Set exercise: Go through the listing and write out all of it exactly.
::::
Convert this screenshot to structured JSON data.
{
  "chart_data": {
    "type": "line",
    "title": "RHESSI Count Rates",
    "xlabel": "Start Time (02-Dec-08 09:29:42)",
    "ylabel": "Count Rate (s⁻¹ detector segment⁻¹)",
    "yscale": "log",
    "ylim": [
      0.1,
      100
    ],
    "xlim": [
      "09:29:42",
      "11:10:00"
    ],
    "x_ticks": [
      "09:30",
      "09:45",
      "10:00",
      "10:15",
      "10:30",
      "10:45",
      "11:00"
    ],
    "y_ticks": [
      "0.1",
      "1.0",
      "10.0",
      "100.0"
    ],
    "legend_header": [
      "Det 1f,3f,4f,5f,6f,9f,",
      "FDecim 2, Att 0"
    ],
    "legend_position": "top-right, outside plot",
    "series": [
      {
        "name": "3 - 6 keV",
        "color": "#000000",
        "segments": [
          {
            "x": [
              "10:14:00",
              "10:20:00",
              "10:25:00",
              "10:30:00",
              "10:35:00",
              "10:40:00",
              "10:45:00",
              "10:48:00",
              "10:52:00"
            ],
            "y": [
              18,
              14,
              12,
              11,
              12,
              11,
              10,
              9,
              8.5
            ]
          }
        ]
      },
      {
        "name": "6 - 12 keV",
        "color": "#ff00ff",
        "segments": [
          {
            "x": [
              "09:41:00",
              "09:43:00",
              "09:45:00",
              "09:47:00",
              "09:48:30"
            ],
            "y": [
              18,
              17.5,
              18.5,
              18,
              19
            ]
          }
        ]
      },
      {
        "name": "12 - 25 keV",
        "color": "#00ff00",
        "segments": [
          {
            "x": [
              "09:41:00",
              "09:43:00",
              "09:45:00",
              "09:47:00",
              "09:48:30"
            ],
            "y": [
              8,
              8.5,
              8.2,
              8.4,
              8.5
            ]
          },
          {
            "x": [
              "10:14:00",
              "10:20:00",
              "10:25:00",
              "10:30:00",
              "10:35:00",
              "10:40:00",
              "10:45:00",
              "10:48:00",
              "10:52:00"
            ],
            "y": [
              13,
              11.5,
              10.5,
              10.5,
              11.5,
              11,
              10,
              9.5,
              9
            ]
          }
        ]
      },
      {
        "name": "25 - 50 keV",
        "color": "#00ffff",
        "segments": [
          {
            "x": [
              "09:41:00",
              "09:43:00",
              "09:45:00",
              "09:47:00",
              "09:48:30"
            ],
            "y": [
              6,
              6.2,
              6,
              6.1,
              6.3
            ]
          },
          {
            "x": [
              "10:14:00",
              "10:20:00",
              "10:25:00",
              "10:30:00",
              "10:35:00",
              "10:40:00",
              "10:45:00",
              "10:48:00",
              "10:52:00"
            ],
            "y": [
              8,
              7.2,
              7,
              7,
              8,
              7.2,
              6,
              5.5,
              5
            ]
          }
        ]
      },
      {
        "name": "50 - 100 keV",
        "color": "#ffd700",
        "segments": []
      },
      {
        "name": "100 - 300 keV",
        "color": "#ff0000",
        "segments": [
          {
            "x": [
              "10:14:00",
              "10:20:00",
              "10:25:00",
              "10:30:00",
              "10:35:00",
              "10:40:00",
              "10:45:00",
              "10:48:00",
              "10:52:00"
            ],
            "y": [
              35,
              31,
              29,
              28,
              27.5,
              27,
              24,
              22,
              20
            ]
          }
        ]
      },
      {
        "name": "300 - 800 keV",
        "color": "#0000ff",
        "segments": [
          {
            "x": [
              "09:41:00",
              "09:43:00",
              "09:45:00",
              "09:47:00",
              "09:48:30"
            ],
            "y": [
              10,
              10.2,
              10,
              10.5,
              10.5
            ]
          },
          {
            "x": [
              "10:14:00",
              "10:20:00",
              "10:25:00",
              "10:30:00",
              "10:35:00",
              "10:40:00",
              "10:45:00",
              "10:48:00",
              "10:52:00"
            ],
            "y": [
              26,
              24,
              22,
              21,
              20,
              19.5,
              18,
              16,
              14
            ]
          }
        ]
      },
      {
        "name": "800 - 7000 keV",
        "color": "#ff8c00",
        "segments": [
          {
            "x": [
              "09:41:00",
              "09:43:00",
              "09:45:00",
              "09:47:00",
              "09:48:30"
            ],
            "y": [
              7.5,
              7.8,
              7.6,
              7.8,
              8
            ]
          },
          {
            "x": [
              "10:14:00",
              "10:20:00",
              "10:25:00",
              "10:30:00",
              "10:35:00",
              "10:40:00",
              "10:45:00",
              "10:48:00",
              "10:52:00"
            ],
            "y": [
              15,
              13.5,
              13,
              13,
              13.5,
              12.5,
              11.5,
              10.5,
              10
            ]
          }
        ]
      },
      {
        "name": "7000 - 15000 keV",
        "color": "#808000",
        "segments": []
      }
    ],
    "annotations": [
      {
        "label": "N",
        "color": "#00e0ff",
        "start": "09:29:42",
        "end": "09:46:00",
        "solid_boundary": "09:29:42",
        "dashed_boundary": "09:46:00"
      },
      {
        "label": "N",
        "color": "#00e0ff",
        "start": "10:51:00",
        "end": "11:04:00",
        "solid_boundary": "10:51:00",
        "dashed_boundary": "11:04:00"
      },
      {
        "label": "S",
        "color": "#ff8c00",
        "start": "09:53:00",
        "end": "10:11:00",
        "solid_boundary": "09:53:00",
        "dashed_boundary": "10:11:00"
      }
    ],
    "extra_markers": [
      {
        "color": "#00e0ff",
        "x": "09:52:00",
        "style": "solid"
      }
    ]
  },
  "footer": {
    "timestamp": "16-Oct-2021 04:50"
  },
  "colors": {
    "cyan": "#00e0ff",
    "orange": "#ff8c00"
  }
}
::::
The completed task:
Convert this screenshot to structured JSON data.
{
  "chart_data": {
    "type": "line",
    "title": "RHESSI Count Rates",
    "xlabel": "Start Time (02-Dec-08 09:29:42)",
    "ylabel": "Count Rate (s⁻¹ detector segment⁻¹)",
    "yscale": "log",
    "ylim": [
      0.1,
      100
    ],
    "xlim": [
      "09:29:42",
      "11:10:00"
    ],
    "x_ticks": [
      "09:30",
      "09:45",
      "10:00",
      "10:15",
      "10:30",
      "10:45",
      "11:00"
    ],
    "y_ticks": [
      "0.1",
      "1.0",
      "10.0",
      "100.0"
    ],
    "legend_header": [
      "Det 1f,3f,4f,5f,6f,9f,",
      "FDecim 2, Att 0"
    ],
    "legend_position": "top-right, outside plot",
    "series": [
      {
        "name": "3 - 6 keV",
        "color": "#000000",
        "segments": [
          {
            "x": [
              "10:14:00",
              "10:20:00",
              "10:25:00",
              "10:30:00",
              "10:35:00",
              "10:40:00",
              "10:45:00",
              "10:48:00",
              "10:52:00"
            ],
            "y": [
              18,
              14,
              12,
              11,
              12,
              11,
              10,
              9,
              8.5
            ]
          }
        ]
      },
      {
        "name": "6 - 12 keV",
        "color": "#ff00ff",
        "segments": [
          {
            "x": [
              "09:41:00",
              "09:43:00",
              "09:45:00",
              "09:47:00",
              "09:48:30"
            ],
            "y": [
              18,
              17.5,
              18.5,
              18,
              19
            ]
          }
        ]
      },
      {
        "name": "12 - 25 keV",
        "color": "#00ff00",
        "segments": [
          {
            "x": [
              "09:41:00",
              "09:43:00",
              "09:45:00",
              "09:47:00",
              "09:48:30"
            ],
            "y": [
              8,
              8.5,
              8.2,
              8.4,
              8.5
            ]
          },
          {
            "x": [
              "10:14:00",
              "10:20:00",
              "10:25:00",
              "10:30:00",
              "10:35:00",
              "10:40:00",
              "10:45:00",
              "10:48:00",
              "10:52:00"
            ],
            "y": [
              13,
              11.5,
              10.5,
              10.5,
              11.5,
              11,
              10,
              9.5,
              9
            ]
          }
        ]
      },
      {
        "name": "25 - 50 keV",
        "color": "#00ffff",
        "segments": [
          {
            "x": [
              "09:41:00",
              "09:43:00",
              "09:45:00",
              "09:47:00",
              "09:48:30"
            ],
            "y": [
              6,
              6.2,
              6,
              6.1,
              6.3
            ]
          },
          {
            "x": [
              "10:14:00",
              "10:20:00",
              "10:25:00",
              "10:30:00",
              "10:35:00",
              "10:40:00",
              "10:45:00",
              "10:48:00",
              "10:52:00"
            ],
            "y": [
              8,
              7.2,
              7,
              7,
              8,
              7.2,
              6,
              5.5,
              5
            ]
          }
        ]
      },
      {
        "name": "50 - 100 keV",
        "color": "#ffd700",
        "segments": []
      },
      {
        "name": "100 - 300 keV",
        "color": "#ff0000",
        "segments": [
          {
            "x": [
              "10:14:00",
              "10:20:00",
              "10:25:00",
              "10:30:00",
              "10:35:00",
              "10:40:00",
              "10:45:00",
              "10:48:00",
              "10:52:00"
            ],
            "y": [
              35,
              31,
              29,
              28,
              27.5,
              27,
              24,
              22,
              20
            ]
          }
        ]
      },
      {
        "name": "300 - 800 keV",
        "color": "#0000ff",
        "segments": [
          {
            "x": [
              "09:41:00",
              "09:43:00",
              "09:45:00",
              "09:47:00",
              "09:48:30"
            ],
            "y": [
              10,
              10.2,
              10,
              10.5,
              10.5
            ]
          },
          {
            "x": [
              "10:14:00",
              "10:20:00",
              "10:25:00",
              "10:30:00",
              "10:35:00",
              "10:40:00",
              "10:45:00",
              "10:48:00",
              "10:52:00"
            ],
            "y": [
              26,
              24,
              22,
              21,
              20,
              19.5,
              18,
              16,
              14
            ]
          }
        ]
      },
      {
        "name": "800 - 7000 keV",
        "color": "#ff8c00",
        "segments": [
          {
            "x": [
              "09:41:00",
              "09:43:00",
              "09:45:00",
              "09:47:00",
              "09:48:30"
            ],
            "y": [
              7.5,
              7.8,
              7.6,
              7.8,
              8
            ]
          },
          {
            "x": [
              "10:14:00",
              "10:20:00",
              "10:25:00",
              "10:30:00",
              "10:35:00",
              "10:40:00",
              "10:45:00",
              "10:48:00",
              "10:52:00"
            ],
            "y": [
              15,
              13.5,
              13,
              13,
              13.5,
              12.5,
              11.5,
              10.5,
              10
            ]
          }
        ]
      },
      {
        "name": "7000 - 15000 keV",
        "color": "#808000",
        "segments": []
      }
    ],
    "annotations": [
      {
        "label": "N",
        "color": "#00e0ff",
        "start": "09:29:42",
        "end": "09:46:00",
        "solid_boundary": "09:29:42",
        "dashed_boundary": "09:46:00"
      },
      {
        "label": "N",
        "color": "#00e0ff",
        "start": "10:51:00",
        "end": "11:04:00",
        "solid_boundary": "10:51:00",
        "dashed_boundary": "11:04:00"
      },
      {
        "label": "S",
        "color": "#ff8c00",
        "start": "09:53:00",
        "end": "10:11:00",
        "solid_boundary": "09:53:00",
        "dashed_boundary": "10:11:00"
      }
    ],
    "extra_markers": [
      {
        "color": "#00e0ff",
        "x": "09:52:00",
        "style": "solid"
      }
    ]
  },
  "footer": {
    "timestamp": "16-Oct-2021 04:50"
  },
  "colors": {
    "cyan": "#00e0ff",
    "orange": "#ff8c00"
  }
}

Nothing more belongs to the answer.